PROBLEM STATEMENT » Every line of the records below should be restated exactly.

* BEGIN DATA SHOWN *

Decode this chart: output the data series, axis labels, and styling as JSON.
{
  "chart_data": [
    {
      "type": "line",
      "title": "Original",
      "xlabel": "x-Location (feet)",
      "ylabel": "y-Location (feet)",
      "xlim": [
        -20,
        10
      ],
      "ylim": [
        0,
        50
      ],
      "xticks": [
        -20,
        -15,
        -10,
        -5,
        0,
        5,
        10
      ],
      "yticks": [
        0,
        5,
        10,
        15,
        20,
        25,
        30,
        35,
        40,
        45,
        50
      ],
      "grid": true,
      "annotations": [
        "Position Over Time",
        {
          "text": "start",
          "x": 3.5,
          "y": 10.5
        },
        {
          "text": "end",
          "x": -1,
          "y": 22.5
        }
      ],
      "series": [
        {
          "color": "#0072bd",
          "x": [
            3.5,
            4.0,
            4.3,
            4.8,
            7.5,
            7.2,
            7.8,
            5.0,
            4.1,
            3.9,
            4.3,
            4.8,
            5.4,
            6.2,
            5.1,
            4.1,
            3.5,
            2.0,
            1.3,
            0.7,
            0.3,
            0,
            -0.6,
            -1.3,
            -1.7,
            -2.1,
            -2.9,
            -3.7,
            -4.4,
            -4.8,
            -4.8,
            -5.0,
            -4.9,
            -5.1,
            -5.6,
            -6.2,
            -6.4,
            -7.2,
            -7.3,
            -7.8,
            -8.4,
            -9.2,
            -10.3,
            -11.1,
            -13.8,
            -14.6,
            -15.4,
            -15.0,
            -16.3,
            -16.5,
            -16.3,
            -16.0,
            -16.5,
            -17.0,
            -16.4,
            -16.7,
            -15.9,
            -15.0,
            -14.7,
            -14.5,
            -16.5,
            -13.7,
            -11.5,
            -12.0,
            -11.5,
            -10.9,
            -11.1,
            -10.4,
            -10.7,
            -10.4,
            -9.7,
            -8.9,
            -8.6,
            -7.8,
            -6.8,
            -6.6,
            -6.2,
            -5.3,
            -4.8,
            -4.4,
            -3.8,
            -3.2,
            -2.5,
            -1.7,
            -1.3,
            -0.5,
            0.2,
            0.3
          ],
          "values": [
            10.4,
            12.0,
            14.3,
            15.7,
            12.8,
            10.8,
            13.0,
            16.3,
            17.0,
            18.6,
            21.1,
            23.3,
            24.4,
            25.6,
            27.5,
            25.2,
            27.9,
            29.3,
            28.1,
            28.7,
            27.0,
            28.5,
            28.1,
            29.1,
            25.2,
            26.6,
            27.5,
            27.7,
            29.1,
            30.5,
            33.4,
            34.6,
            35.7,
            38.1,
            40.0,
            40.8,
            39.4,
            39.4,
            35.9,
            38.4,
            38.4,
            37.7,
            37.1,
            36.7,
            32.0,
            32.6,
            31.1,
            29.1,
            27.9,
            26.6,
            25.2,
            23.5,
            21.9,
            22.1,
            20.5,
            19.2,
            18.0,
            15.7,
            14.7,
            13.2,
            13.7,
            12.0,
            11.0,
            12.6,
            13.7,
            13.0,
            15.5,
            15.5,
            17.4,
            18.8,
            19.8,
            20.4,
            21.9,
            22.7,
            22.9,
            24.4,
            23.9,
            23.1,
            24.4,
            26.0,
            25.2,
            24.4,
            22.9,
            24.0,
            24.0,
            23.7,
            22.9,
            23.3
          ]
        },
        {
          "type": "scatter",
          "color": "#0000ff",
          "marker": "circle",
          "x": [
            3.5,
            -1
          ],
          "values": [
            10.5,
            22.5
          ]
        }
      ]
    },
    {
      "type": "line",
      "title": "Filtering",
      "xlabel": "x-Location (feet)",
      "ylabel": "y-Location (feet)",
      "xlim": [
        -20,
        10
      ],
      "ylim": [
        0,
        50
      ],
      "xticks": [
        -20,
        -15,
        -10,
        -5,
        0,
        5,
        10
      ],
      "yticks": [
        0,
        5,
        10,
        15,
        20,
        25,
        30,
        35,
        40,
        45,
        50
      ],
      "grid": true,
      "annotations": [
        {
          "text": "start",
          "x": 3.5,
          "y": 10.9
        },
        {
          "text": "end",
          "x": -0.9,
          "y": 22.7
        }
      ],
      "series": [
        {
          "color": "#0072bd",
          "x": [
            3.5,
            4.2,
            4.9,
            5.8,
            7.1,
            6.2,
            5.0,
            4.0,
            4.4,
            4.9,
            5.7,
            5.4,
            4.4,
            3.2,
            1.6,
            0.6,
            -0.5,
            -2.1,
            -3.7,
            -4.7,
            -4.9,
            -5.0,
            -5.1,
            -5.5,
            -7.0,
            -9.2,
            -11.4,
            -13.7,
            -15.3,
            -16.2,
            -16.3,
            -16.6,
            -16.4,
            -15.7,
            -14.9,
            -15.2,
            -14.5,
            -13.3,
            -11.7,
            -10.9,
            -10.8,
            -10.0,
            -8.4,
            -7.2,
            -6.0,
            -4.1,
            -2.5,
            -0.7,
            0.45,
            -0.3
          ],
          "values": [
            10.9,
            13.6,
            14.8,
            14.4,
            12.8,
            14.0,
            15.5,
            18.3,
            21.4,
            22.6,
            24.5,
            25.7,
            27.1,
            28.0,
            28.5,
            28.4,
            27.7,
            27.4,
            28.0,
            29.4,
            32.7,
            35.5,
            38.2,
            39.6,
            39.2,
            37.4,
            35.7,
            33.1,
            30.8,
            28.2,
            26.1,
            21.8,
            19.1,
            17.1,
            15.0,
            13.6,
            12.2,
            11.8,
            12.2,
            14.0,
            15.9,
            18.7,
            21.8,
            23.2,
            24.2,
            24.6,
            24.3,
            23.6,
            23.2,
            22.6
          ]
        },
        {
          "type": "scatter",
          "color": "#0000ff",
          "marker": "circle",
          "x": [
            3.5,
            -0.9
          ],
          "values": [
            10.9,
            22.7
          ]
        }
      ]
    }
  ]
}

* END DATA SHOWN *

EXERCISE RESULT »
Decode this chart: output the data series, axis labels, and styling as JSON.
{
  "chart_data": [
    {
      "type": "line",
      "title": "Original",
      "xlabel": "x-Location (feet)",
      "ylabel": "y-Location (feet)",
      "xlim": [
        -20,
        10
      ],
      "ylim": [
        0,
        50
      ],
      "xticks": [
        -20,
        -15,
        -10,
        -5,
        0,
        5,
        10
      ],
      "yticks": [
        0,
        5,
        10,
        15,
        20,
        25,
        30,
        35,
        40,
        45,
        50
      ],
      "grid": true,
      "annotations": [
        "Position Over Time",
        {
          "text": "start",
          "x": 3.5,
          "y": 10.5
        },
        {
          "text": "end",
          "x": -1,
          "y": 22.5
        }
      ],
      "series": [
        {
          "color": "#0072bd",
          "x": [
            3.5,
            4.0,
            4.3,
            4.8,
            7.5,
            7.2,
            7.8,
            5.0,
            4.1,
            3.9,
            4.3,
            4.8,
            5.4,
            6.2,
            5.1,
            4.1,
            3.5,
            2.0,
            1.3,
            0.7,
            0.3,
            0,
            -0.6,
            -1.3,
            -1.7,
            -2.1,
            -2.9,
            -3.7,
            -4.4,
            -4.8,
            -4.8,
            -5.0,
            -4.9,
            -5.1,
            -5.6,
            -6.2,
            -6.4,
            -7.2,
            -7.3,
            -7.8,
            -8.4,
            -9.2,
            -10.3,
            -11.1,
            -13.8,
            -14.6,
            -15.4,
            -15.0,
            -16.3,
            -16.5,
            -16.3,
            -16.0,
            -16.5,
            -17.0,
            -16.4,
            -16.7,
            -15.9,
            -15.0,
            -14.7,
            -14.5,
            -16.5,
            -13.7,
            -11.5,
            -12.0,
            -11.5,
            -10.9,
            -11.1,
            -10.4,
            -10.7,
            -10.4,
            -9.7,
            -8.9,
            -8.6,
            -7.8,
            -6.8,
            -6.6,
            -6.2,
            -5.3,
            -4.8,
            -4.4,
            -3.8,
            -3.2,
            -2.5,
            -1.7,
            -1.3,
            -0.5,
            0.2,
            0.3
          ],
          "values": [
            10.4,
            12.0,
            14.3,
            15.7,
            12.8,
            10.8,
            13.0,
            16.3,
            17.0,
            18.6,
            21.1,
            23.3,
            24.4,
            25.6,
            27.5,
            25.2,
            27.9,
            29.3,
            28.1,
            28.7,
            27.0,
            28.5,
            28.1,
            29.1,
            25.2,
            26.6,
            27.5,
            27.7,
            29.1,
            30.5,
            33.4,
            34.6,
            35.7,
            38.1,
            40.0,
            40.8,
            39.4,
            39.4,
            35.9,
            38.4,
            38.4,
            37.7,
            37.1,
            36.7,
            32.0,
            32.6,
            31.1,
            29.1,
            27.9,
            26.6,
            25.2,
            23.5,
            21.9,
            22.1,
            20.5,
            19.2,
            18.0,
            15.7,
            14.7,
            13.2,
            13.7,
            12.0,
            11.0,
            12.6,
            13.7,
            13.0,
            15.5,
            15.5,
            17.4,
            18.8,
            19.8,
            20.4,
            21.9,
            22.7,
            22.9,
            24.4,
            23.9,
            23.1,
            24.4,
            26.0,
            25.2,
            24.4,
            22.9,
            24.0,
            24.0,
            23.7,
            22.9,
            23.3
          ]
        },
        {
          "type": "scatter",
          "color": "#0000ff",
          "marker": "circle",
          "x": [
            3.5,
            -1
          ],
          "values": [
            10.5,
            22.5
          ]
        }
      ]
    },
    {
      "type": "line",
      "title": "Filtering",
      "xlabel": "x-Location (feet)",
      "ylabel": "y-Location (feet)",
      "xlim": [
        -20,
        10
      ],
      "ylim": [
        0,
        50
      ],
      "xticks": [
        -20,
        -15,
        -10,
        -5,
        0,
        5,
        10
      ],
      "yticks": [
        0,
        5,
        10,
        15,
        20,
        25,
        30,
        35,
        40,
        45,
        50
      ],
      "grid": true,
      "annotations": [
        {
          "text": "start",
          "x": 3.5,
          "y": 10.9
        },
        {
          "text": "end",
          "x": -0.9,
          "y": 22.7
        }
      ],
      "series": [
        {
          "color": "#0072bd",
          "x": [
            3.5,
            4.2,
            4.9,
            5.8,
            7.1,
            6.2,
            5.0,
            4.0,
            4.4,
            4.9,
            5.7,
            5.4,
            4.4,
            3.2,
            1.6,
            0.6,
            -0.5,
            -2.1,
            -3.7,
            -4.7,
            -4.9,
            -5.0,
            -5.1,
            -5.5,
            -7.0,
            -9.2,
            -11.4,
            -13.7,
            -15.3,
            -16.2,
            -16.3,
            -16.6,
            -16.4,
            -15.7,
            -14.9,
            -15.2,
            -14.5,
            -13.3,
            -11.7,
            -10.9,
            -10.8,
            -10.0,
            -8.4,
            -7.2,
            -6.0,
            -4.1,
            -2.5,
            -0.7,
            0.45,
            -0.3
          ],
          "values": [
            10.9,
            13.6,
            14.8,
            14.4,
            12.8,
            14.0,
            15.5,
            18.3,
            21.4,
            22.6,
            24.5,
            25.7,
            27.1,
            28.0,
            28.5,
            28.4,
            27.7,
            27.4,
            28.0,
            29.4,
            32.7,
            35.5,
            38.2,
            39.6,
            39.2,
            37.4,
            35.7,
            33.1,
            30.8,
            28.2,
            26.1,
            21.8,
            19.1,
            17.1,
            15.0,
            13.6,
            12.2,
            11.8,
            12.2,
            14.0,
            15.9,
            18.7,
            21.8,
            23.2,
            24.2,
            24.6,
            24.3,
            23.6,
            23.2,
            22.6
          ]
        },
        {
          "type": "scatter",
          "color": "#0000ff",
          "marker": "circle",
          "x": [
            3.5,
            -0.9
          ],
          "values": [
            10.9,
            22.7
          ]
        }
      ]
    }
  ]
}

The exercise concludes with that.